Dataset records →
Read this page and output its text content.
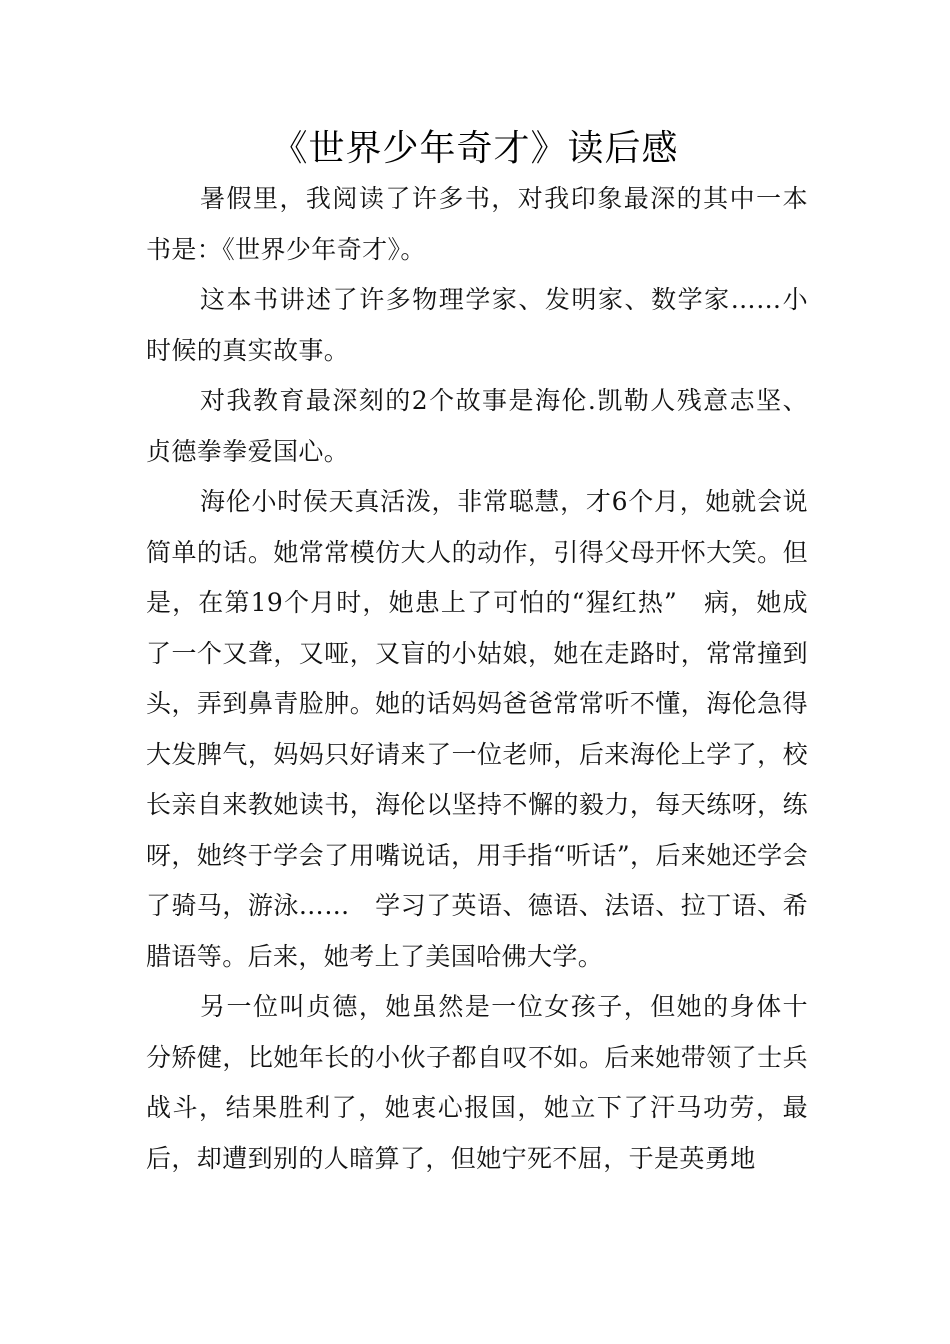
《世界少年奇才》读后感

暑假里，我阅读了许多书，对我印象最深的其中一本书是：《世界少年奇才》。

这本书讲述了许多物理学家、发明家、数学家……小时候的真实故事。

对我教育最深刻的2个故事是海伦.凯勒人残意志坚、贞德拳拳爱国心。

海伦小时侯天真活泼，非常聪慧，才6个月，她就会说简单的话。她常常模仿大人的动作，引得父母开怀大笑。但是，在第19个月时，她患上了可怕的“猩红热”　病，她成了一个又聋，又哑，又盲的小姑娘，她在走路时，常常撞到头，弄到鼻青脸肿。她的话妈妈爸爸常常听不懂，海伦急得大发脾气，妈妈只好请来了一位老师，后来海伦上学了，校长亲自来教她读书，海伦以坚持不懈的毅力，每天练呀，练呀，她终于学会了用嘴说话，用手指“听话”，后来她还学会了骑马，游泳……　学习了英语、德语、法语、拉丁语、希腊语等。后来，她考上了美国哈佛大学。

另一位叫贞德，她虽然是一位女孩子，但她的身体十分矫健，比她年长的小伙子都自叹不如。后来她带领了士兵战斗，结果胜利了，她衷心报国，她立下了汗马功劳，最后，却遭到别的人暗算了，但她宁死不屈，于是英勇地
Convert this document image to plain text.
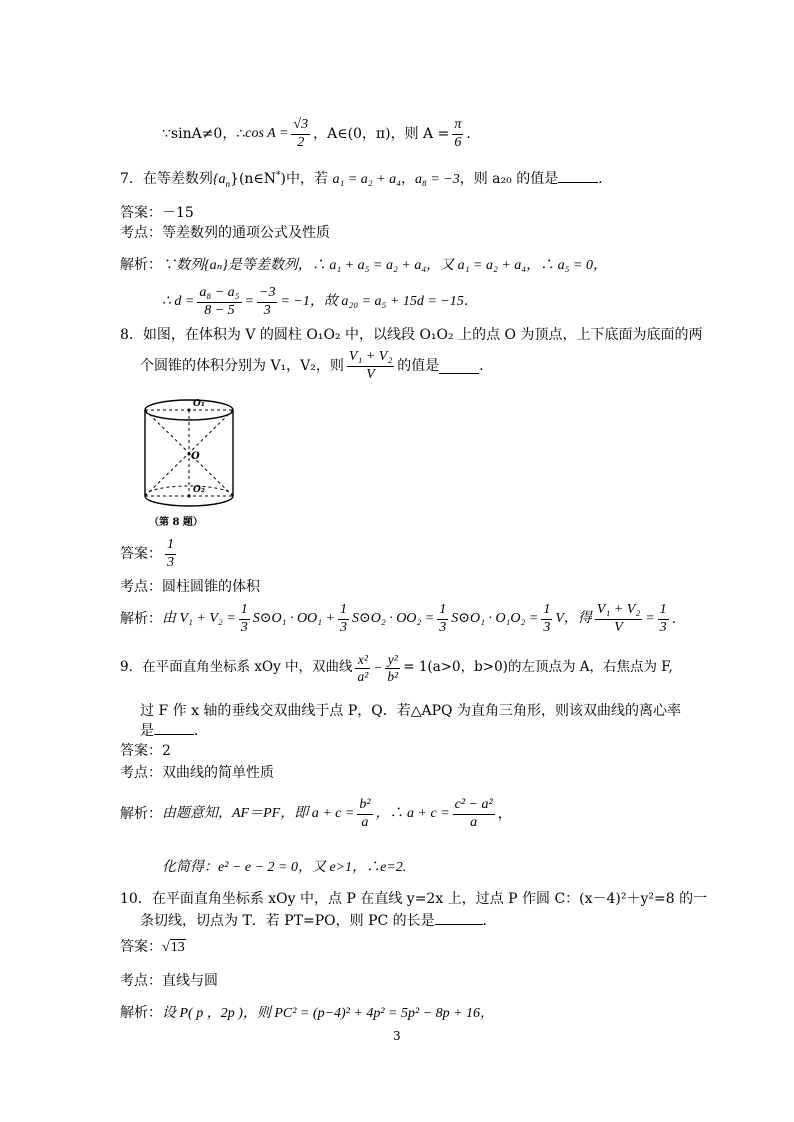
∵sinA≠0，∴ $\cos A = \frac{√3}{2}$ ，A∈(0，π)，则 $A = \frac{\pi}{6}$ .
7．在等差数列$\{a_n\}(n\in N^*)$中，若 a₁ = a₂ + a₄，a₈ = −3，则 a₂₀ 的值是	．
答案：－15
考点：等差数列的通项公式及性质
解析：∵数列{aₙ}是等差数列，∴ a₁ + a₅ = a₂ + a₄，又 a₁ = a₂ + a₄，∴ a₅ = 0，
∴ $d = \frac{\text{a₈ − a₅}}{8 - 5} = \frac{-3}{3} = -1$，故 a₂₀ = a₅ + 15d = −15．
8．如图，在体积为 V 的圆柱 O₁O₂ 中，以线段 O₁O₂ 上的点 O 为顶点，上下底面为底面的两
个圆锥的体积分别为 V₁，V₂，则 $\frac{\text{V₁ + V₂}}{V}$ 的值是	．
O₁
O
O₂
（第 8 题）
答案： $\frac{1}{3}$
考点：圆柱圆锥的体积
解析： 由 $V_1 + V_2 = \frac{1}{3}$ S⊙O₁ · $OO_1 + \frac{1}{3}$ S⊙O₂ · $OO_2 = \frac{1}{3}$ S⊙O₁ · $O_1O_2 = \frac{1}{3}$ V，得 $\frac{\text{V₁ + V₂}}{V} = \frac{1}{3}$ ．
9． 在平面直角坐标系 xOy 中，双曲线 $\frac{\text{x²}}{\text{a²}} - \frac{\text{y²}}{\text{b²}} = 1(a>0$，b>0)的左顶点为 A，右焦点为 F,
过 F 作 x 轴的垂线交双曲线于点 P，Q．若△APQ 为直角三角形，则该双曲线的离心率
是	．
答案：2
考点：双曲线的简单性质
解析： 由题意知，AF＝PF，即 $a + c = \frac{\text{b²}}{a}$ ，∴ $a + c = \frac{\text{c² − a²}}{a}$ ，
化简得：e² − e − 2 = 0，又 e>1，∴e=2.
10．在平面直角坐标系 xOy 中，点 P 在直线 y=2x 上，过点 P 作圆 C：(x－4)²＋y²=8 的一
条切线，切点为 T．若 PT=PO，则 PC 的长是	．
答案：√13
考点：直线与圆
解析：设 P( p ，2p )，则 PC² = (p−4)² + 4p² = 5p² − 8p + 16，
3
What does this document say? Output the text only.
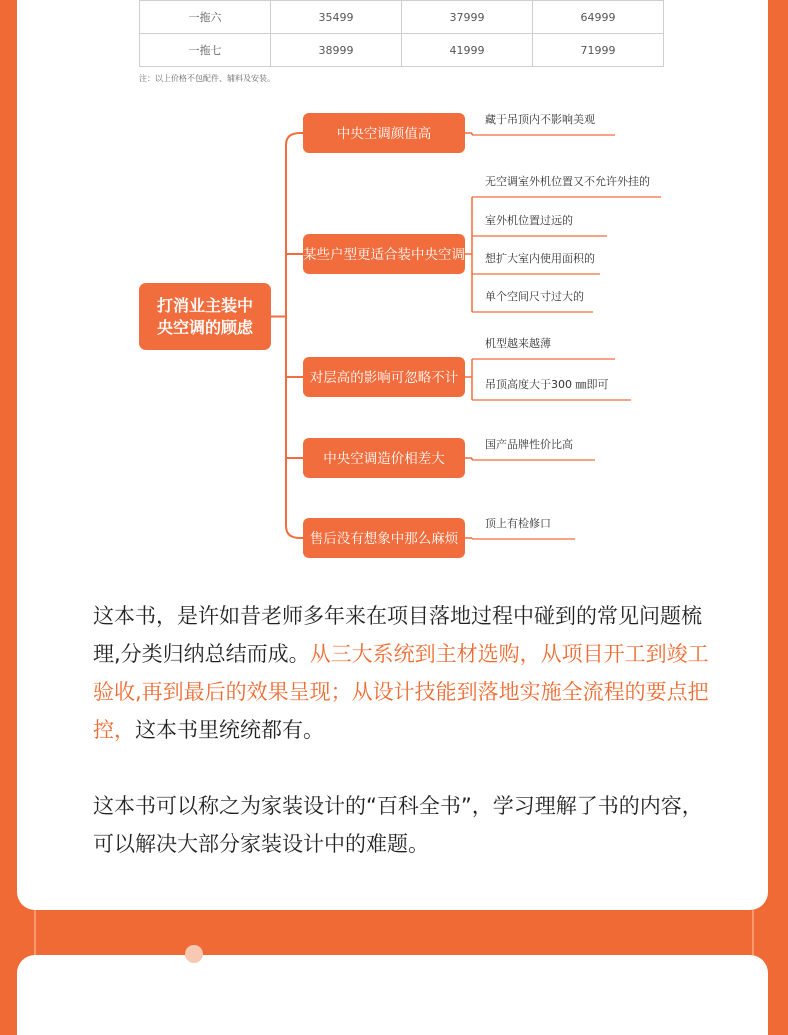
一拖六	35499	37999	64999
一拖七	38999	41999	71999
注：以上价格不包配件、辅料及安装。
打消业主装中
央空调的顾虑
中央空调颜值高
藏于吊顶内不影响美观
某些户型更适合装中央空调
无空调室外机位置又不允许外挂的
室外机位置过远的
想扩大室内使用面积的
单个空间尺寸过大的
对层高的影响可忽略不计
机型越来越薄
吊顶高度大于300 ㎜即可
中央空调造价相差大
国产品牌性价比高
售后没有想象中那么麻烦
顶上有检修口

这本书，是许如昔老师多年来在项目落地过程中碰到的常见问题梳理,分类归纳总结而成。从三大系统到主材选购，从项目开工到竣工验收,再到最后的效果呈现；从设计技能到落地实施全流程的要点把控，这本书里统统都有。

这本书可以称之为家装设计的“百科全书”，学习理解了书的内容，可以解决大部分家装设计中的难题。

Task →
Each line that has the word "世界少年奇才" should be copied.

Exercise result →
《世界少年奇才》读后感
暑假里，我阅读了许多书，对我印象最深的其中一本书是：《世界少年奇才》。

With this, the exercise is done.